DO THIS: Bring together all lines of the material below that contain the string "insula".

GIVEN DATA:
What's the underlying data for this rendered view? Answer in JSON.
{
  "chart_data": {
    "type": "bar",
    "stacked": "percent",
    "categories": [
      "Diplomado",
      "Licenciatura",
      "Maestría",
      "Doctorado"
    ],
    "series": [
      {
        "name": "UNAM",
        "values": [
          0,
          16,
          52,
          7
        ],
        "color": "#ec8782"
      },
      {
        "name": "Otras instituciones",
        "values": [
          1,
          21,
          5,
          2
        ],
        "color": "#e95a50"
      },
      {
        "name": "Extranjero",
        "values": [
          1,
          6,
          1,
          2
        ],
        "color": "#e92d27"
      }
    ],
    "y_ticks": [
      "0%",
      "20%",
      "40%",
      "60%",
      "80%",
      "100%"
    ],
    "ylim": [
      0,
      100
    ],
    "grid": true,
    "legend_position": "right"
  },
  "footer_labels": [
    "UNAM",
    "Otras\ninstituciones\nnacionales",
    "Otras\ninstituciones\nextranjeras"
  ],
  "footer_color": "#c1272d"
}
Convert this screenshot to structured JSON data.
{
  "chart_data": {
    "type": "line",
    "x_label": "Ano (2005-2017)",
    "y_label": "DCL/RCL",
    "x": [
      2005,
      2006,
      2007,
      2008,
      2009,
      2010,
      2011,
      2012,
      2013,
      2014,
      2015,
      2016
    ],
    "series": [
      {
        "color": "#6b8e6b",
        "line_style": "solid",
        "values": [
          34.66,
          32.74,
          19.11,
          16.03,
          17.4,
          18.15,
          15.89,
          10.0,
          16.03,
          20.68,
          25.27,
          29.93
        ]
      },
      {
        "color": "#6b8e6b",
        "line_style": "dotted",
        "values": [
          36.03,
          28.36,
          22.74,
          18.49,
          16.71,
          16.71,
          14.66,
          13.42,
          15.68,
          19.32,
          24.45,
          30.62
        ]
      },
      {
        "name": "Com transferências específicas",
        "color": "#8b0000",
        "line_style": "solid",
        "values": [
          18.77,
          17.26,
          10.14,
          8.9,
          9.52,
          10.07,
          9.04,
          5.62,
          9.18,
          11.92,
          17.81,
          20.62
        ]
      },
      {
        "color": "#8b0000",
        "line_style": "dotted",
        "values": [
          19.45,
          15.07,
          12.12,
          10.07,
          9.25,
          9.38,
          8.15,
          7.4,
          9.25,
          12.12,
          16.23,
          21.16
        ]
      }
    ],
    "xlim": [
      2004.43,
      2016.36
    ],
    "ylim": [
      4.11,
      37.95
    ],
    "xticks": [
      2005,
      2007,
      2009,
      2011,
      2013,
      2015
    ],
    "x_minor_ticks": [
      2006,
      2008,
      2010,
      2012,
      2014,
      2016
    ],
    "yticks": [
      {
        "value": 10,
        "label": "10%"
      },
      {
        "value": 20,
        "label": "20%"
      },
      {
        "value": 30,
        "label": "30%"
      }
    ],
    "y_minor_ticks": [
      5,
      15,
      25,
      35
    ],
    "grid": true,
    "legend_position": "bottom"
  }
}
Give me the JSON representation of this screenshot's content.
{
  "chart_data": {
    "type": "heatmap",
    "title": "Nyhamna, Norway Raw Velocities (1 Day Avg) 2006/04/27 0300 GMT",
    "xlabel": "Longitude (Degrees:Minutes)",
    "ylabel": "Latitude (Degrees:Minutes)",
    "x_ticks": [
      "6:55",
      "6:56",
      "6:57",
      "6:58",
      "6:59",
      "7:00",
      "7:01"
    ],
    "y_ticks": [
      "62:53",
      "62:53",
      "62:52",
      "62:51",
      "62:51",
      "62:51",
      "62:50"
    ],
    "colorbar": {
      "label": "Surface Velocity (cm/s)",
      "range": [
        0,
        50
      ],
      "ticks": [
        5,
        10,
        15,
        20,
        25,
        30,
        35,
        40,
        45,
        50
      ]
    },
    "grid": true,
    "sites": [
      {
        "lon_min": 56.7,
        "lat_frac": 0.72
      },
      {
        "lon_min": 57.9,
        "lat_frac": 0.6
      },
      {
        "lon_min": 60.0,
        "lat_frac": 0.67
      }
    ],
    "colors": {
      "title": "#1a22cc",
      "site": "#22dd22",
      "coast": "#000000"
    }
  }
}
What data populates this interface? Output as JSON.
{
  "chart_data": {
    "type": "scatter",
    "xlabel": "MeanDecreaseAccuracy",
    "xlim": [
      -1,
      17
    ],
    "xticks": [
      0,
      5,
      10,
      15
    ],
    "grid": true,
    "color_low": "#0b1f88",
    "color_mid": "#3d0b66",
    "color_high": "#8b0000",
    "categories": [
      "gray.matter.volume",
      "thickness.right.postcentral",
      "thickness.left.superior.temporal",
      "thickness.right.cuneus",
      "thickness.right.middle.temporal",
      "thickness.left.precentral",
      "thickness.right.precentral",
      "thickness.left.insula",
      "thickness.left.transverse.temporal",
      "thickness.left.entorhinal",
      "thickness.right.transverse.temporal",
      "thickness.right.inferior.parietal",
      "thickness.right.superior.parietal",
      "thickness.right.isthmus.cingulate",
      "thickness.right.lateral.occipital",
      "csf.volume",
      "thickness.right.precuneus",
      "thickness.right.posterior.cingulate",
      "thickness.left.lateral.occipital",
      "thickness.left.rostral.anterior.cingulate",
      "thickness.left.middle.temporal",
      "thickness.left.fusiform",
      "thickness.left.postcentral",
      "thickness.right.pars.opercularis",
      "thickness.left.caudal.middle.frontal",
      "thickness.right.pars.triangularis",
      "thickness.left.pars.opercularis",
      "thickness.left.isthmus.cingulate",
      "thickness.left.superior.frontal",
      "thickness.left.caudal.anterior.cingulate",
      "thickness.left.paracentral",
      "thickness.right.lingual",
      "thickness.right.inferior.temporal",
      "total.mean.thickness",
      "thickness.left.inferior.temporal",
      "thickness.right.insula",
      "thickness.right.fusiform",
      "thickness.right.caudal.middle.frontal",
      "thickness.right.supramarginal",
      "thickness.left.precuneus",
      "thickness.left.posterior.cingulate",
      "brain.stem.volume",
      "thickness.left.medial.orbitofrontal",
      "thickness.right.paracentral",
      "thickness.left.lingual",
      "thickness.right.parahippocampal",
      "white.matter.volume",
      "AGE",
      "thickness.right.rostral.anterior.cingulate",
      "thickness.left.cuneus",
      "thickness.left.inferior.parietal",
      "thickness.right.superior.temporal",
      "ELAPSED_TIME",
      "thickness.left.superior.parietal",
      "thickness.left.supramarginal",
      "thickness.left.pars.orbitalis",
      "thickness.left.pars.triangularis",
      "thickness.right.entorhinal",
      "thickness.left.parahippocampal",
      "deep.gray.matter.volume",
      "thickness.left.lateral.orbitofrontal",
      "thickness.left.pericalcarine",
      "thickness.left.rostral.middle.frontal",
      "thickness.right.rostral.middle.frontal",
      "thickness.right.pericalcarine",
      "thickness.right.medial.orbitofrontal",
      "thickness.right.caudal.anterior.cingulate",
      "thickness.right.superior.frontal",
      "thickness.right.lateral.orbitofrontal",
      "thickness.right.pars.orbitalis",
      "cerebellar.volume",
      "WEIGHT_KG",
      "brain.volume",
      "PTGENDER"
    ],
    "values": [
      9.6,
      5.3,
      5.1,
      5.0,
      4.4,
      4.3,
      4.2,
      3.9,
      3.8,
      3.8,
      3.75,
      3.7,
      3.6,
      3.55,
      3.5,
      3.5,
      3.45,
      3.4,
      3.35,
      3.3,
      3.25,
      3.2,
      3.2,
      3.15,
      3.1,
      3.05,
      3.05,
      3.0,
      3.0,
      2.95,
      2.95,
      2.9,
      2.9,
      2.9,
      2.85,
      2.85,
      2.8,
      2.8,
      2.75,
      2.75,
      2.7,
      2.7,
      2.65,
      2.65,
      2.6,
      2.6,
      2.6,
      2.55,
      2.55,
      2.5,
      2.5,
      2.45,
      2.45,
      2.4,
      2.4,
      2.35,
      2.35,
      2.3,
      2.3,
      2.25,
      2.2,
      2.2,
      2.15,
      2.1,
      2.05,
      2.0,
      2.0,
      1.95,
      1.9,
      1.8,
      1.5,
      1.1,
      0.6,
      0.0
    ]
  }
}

RESULT OF THIS EXERCISE:
      "thickness.left.insula",
      "thickness.right.insula",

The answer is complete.